- **PROBLEM TO SOLVE**: Repeat the records below exactly as they appear.

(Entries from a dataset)
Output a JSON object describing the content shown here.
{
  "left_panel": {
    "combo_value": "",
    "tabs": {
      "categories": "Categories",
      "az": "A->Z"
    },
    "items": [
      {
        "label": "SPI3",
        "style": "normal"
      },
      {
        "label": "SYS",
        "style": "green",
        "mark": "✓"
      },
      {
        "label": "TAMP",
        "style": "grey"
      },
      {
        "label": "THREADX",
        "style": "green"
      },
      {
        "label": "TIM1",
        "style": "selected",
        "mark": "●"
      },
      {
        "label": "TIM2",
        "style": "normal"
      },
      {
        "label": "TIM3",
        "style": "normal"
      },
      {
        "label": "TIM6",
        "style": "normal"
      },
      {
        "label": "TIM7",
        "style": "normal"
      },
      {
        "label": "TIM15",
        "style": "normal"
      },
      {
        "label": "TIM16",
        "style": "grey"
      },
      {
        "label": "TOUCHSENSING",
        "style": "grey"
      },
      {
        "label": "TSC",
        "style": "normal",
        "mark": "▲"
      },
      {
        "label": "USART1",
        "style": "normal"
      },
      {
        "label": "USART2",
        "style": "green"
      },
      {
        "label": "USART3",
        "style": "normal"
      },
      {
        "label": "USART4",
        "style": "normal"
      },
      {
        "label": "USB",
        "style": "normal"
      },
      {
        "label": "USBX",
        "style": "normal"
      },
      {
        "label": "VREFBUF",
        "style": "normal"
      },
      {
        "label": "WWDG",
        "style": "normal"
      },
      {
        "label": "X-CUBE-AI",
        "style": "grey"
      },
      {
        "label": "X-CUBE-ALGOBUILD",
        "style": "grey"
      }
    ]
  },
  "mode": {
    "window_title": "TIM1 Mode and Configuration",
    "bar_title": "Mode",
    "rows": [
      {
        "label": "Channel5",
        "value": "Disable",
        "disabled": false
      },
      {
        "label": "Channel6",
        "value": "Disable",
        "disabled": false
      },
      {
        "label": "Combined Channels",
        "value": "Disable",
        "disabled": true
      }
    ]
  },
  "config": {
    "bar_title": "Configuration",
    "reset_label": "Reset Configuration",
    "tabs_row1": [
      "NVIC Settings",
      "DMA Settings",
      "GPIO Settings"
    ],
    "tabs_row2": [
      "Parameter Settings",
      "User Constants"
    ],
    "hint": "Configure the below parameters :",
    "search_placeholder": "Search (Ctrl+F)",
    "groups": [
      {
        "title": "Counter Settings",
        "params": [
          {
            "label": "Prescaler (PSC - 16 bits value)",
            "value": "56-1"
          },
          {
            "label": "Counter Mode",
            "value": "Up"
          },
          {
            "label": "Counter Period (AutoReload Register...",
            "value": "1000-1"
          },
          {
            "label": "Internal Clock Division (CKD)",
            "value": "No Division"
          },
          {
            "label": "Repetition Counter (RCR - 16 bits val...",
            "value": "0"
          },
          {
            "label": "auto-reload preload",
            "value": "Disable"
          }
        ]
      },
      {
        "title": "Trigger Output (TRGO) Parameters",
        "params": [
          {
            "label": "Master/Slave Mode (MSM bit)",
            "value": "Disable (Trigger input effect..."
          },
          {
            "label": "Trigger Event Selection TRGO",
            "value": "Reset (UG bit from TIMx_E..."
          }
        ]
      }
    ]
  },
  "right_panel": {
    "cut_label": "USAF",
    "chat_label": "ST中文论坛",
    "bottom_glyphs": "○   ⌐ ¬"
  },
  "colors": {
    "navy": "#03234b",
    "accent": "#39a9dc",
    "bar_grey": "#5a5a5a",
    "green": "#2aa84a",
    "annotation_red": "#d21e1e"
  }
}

- **EXERCISE SOLUTION**:
Output a JSON object describing the content shown here.
{
  "left_panel": {
    "combo_value": "",
    "tabs": {
      "categories": "Categories",
      "az": "A->Z"
    },
    "items": [
      {
        "label": "SPI3",
        "style": "normal"
      },
      {
        "label": "SYS",
        "style": "green",
        "mark": "✓"
      },
      {
        "label": "TAMP",
        "style": "grey"
      },
      {
        "label": "THREADX",
        "style": "green"
      },
      {
        "label": "TIM1",
        "style": "selected",
        "mark": "●"
      },
      {
        "label": "TIM2",
        "style": "normal"
      },
      {
        "label": "TIM3",
        "style": "normal"
      },
      {
        "label": "TIM6",
        "style": "normal"
      },
      {
        "label": "TIM7",
        "style": "normal"
      },
      {
        "label": "TIM15",
        "style": "normal"
      },
      {
        "label": "TIM16",
        "style": "grey"
      },
      {
        "label": "TOUCHSENSING",
        "style": "grey"
      },
      {
        "label": "TSC",
        "style": "normal",
        "mark": "▲"
      },
      {
        "label": "USART1",
        "style": "normal"
      },
      {
        "label": "USART2",
        "style": "green"
      },
      {
        "label": "USART3",
        "style": "normal"
      },
      {
        "label": "USART4",
        "style": "normal"
      },
      {
        "label": "USB",
        "style": "normal"
      },
      {
        "label": "USBX",
        "style": "normal"
      },
      {
        "label": "VREFBUF",
        "style": "normal"
      },
      {
        "label": "WWDG",
        "style": "normal"
      },
      {
        "label": "X-CUBE-AI",
        "style": "grey"
      },
      {
        "label": "X-CUBE-ALGOBUILD",
        "style": "grey"
      }
    ]
  },
  "mode": {
    "window_title": "TIM1 Mode and Configuration",
    "bar_title": "Mode",
    "rows": [
      {
        "label": "Channel5",
        "value": "Disable",
        "disabled": false
      },
      {
        "label": "Channel6",
        "value": "Disable",
        "disabled": false
      },
      {
        "label": "Combined Channels",
        "value": "Disable",
        "disabled": true
      }
    ]
  },
  "config": {
    "bar_title": "Configuration",
    "reset_label": "Reset Configuration",
    "tabs_row1": [
      "NVIC Settings",
      "DMA Settings",
      "GPIO Settings"
    ],
    "tabs_row2": [
      "Parameter Settings",
      "User Constants"
    ],
    "hint": "Configure the below parameters :",
    "search_placeholder": "Search (Ctrl+F)",
    "groups": [
      {
        "title": "Counter Settings",
        "params": [
          {
            "label": "Prescaler (PSC - 16 bits value)",
            "value": "56-1"
          },
          {
            "label": "Counter Mode",
            "value": "Up"
          },
          {
            "label": "Counter Period (AutoReload Register...",
            "value": "1000-1"
          },
          {
            "label": "Internal Clock Division (CKD)",
            "value": "No Division"
          },
          {
            "label": "Repetition Counter (RCR - 16 bits val...",
            "value": "0"
          },
          {
            "label": "auto-reload preload",
            "value": "Disable"
          }
        ]
      },
      {
        "title": "Trigger Output (TRGO) Parameters",
        "params": [
          {
            "label": "Master/Slave Mode (MSM bit)",
            "value": "Disable (Trigger input effect..."
          },
          {
            "label": "Trigger Event Selection TRGO",
            "value": "Reset (UG bit from TIMx_E..."
          }
        ]
      }
    ]
  },
  "right_panel": {
    "cut_label": "USAF",
    "chat_label": "ST中文论坛",
    "bottom_glyphs": "○   ⌐ ¬"
  },
  "colors": {
    "navy": "#03234b",
    "accent": "#39a9dc",
    "bar_grey": "#5a5a5a",
    "green": "#2aa84a",
    "annotation_red": "#d21e1e"
  }
}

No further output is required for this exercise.